DATASET ROWS
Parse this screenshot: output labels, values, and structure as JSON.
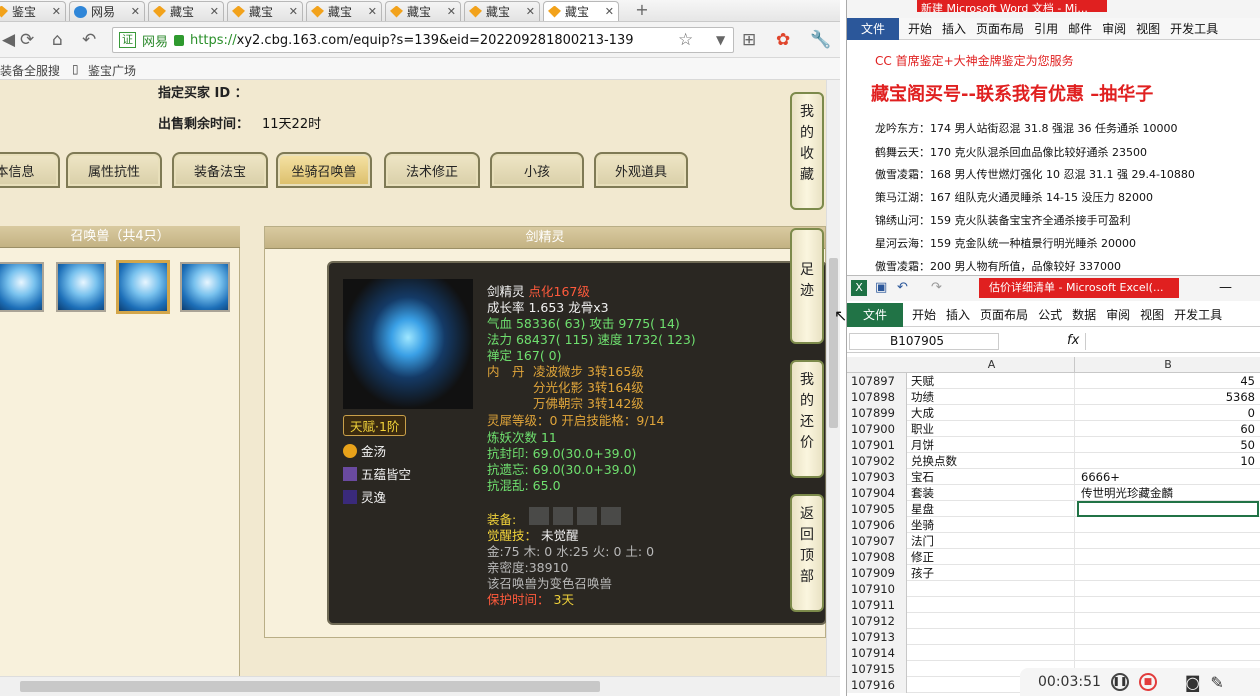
{
  "browser": {
    "tabs": [
      {
        "label": "鉴宝",
        "icon": "diamond"
      },
      {
        "label": "网易",
        "icon": "round"
      },
      {
        "label": "藏宝",
        "icon": "diamond"
      },
      {
        "label": "藏宝",
        "icon": "diamond"
      },
      {
        "label": "藏宝",
        "icon": "diamond"
      },
      {
        "label": "藏宝",
        "icon": "diamond"
      },
      {
        "label": "藏宝",
        "icon": "diamond"
      },
      {
        "label": "藏宝",
        "icon": "diamond"
      }
    ],
    "new_tab": "+",
    "url_cert": "证",
    "url_site": "网易",
    "url_scheme": "https://",
    "url_rest": "xy2.cbg.163.com/equip?s=139&eid=202209281800213-139",
    "bookmarks": [
      "装备全服搜",
      "鉴宝广场"
    ]
  },
  "page": {
    "buyer_label": "指定买家 ID ：",
    "remaining_label": "出售剩余时间：",
    "remaining_value": "11天22时",
    "tabs": [
      "本信息",
      "属性抗性",
      "装备法宝",
      "坐骑召唤兽",
      "法术修正",
      "小孩",
      "外观道具"
    ],
    "active_tab_index": 3,
    "left_panel_title": "召唤兽（共4只）",
    "right_panel_title": "剑精灵",
    "pet": {
      "name": "剑精灵",
      "tag": "点化167级",
      "growth": "成长率 1.653 龙骨x3",
      "hp": "气血 58336( 63)",
      "attack": "攻击 9775( 14)",
      "mana": "法力 68437( 115)",
      "speed": "速度 1732( 123)",
      "zen": "禅定 167( 0)",
      "dan_label": "内　丹",
      "dan1": "凌波微步 3转165级",
      "dan2": "分光化影 3转164级",
      "dan3": "万佛朝宗 3转142级",
      "talent": "天赋·1阶",
      "skills": [
        "金汤",
        "五蕴皆空",
        "灵逸"
      ],
      "spirit": "灵犀等级：0 开启技能格：9/14",
      "refine": "炼妖次数 11",
      "res1": "抗封印: 69.0(30.0+39.0)",
      "res2": "抗遗忘: 69.0(30.0+39.0)",
      "res3": "抗混乱: 65.0",
      "equip_label": "装备:",
      "awake_label": "觉醒技：",
      "awake_value": "未觉醒",
      "elements": "金:75 木: 0 水:25 火: 0 土: 0",
      "intimacy": "亲密度:38910",
      "variant": "该召唤兽为变色召唤兽",
      "protect_label": "保护时间：",
      "protect_value": "3天"
    },
    "side_buttons": [
      "我的收藏",
      "足迹",
      "我的还价",
      "返回顶部"
    ]
  },
  "word": {
    "title": "新建 Microsoft Word 文档 - Mi...",
    "file": "文件",
    "menu": [
      "开始",
      "插入",
      "页面布局",
      "引用",
      "邮件",
      "审阅",
      "视图",
      "开发工具"
    ],
    "headline": "CC 首席鉴定+大神金牌鉴定为您服务",
    "big": "藏宝阁买号--联系我有优惠 –抽华子",
    "lines": [
      "龙吟东方：174 男人站街忍混 31.8 强混 36 任务通杀 10000",
      "鹤舞云天：170 克火队混杀回血品像比较好通杀 23500",
      "傲雪凌霜：168 男人传世燃灯强化 10 忍混 31.1 强 29.4-10880",
      "策马江湖：167 组队克火通灵睡杀 14-15 没压力 82000",
      "锦绣山河：159 克火队装备宝宝齐全通杀接手可盈利",
      "星河云海：159 克金队统一种植景行明光睡杀 20000",
      "傲雪凌霜：200 男人物有所值，品像较好 337000"
    ]
  },
  "excel": {
    "title": "估价详细清单 - Microsoft Excel(...",
    "file": "文件",
    "menu": [
      "开始",
      "插入",
      "页面布局",
      "公式",
      "数据",
      "审阅",
      "视图",
      "开发工具"
    ],
    "namebox": "B107905",
    "fx": "fx",
    "col_a": "A",
    "col_b": "B",
    "rows": [
      {
        "n": "107897",
        "a": "天赋",
        "b": "45",
        "num": true
      },
      {
        "n": "107898",
        "a": "功绩",
        "b": "5368",
        "num": true
      },
      {
        "n": "107899",
        "a": "大成",
        "b": "0",
        "num": true
      },
      {
        "n": "107900",
        "a": "职业",
        "b": "60",
        "num": true
      },
      {
        "n": "107901",
        "a": "月饼",
        "b": "50",
        "num": true
      },
      {
        "n": "107902",
        "a": "兑换点数",
        "b": "10",
        "num": true
      },
      {
        "n": "107903",
        "a": "宝石",
        "b": "6666+",
        "num": false
      },
      {
        "n": "107904",
        "a": "套装",
        "b": "传世明光珍藏金麟",
        "num": false
      },
      {
        "n": "107905",
        "a": "星盘",
        "b": "",
        "num": false
      },
      {
        "n": "107906",
        "a": "坐骑",
        "b": "",
        "num": false
      },
      {
        "n": "107907",
        "a": "法门",
        "b": "",
        "num": false
      },
      {
        "n": "107908",
        "a": "修正",
        "b": "",
        "num": false
      },
      {
        "n": "107909",
        "a": "孩子",
        "b": "",
        "num": false
      },
      {
        "n": "107910",
        "a": "",
        "b": "",
        "num": false
      },
      {
        "n": "107911",
        "a": "",
        "b": "",
        "num": false
      },
      {
        "n": "107912",
        "a": "",
        "b": "",
        "num": false
      },
      {
        "n": "107913",
        "a": "",
        "b": "",
        "num": false
      },
      {
        "n": "107914",
        "a": "",
        "b": "",
        "num": false
      },
      {
        "n": "107915",
        "a": "",
        "b": "",
        "num": false
      },
      {
        "n": "107916",
        "a": "",
        "b": "",
        "num": false
      }
    ]
  },
  "recorder": {
    "time": "00:03:51"
  }
}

WHAT TO PRODUCE
Count the lines of the listing above that include the word "傲雪凌霜" and state the total with nothing else.

RESPONSE
2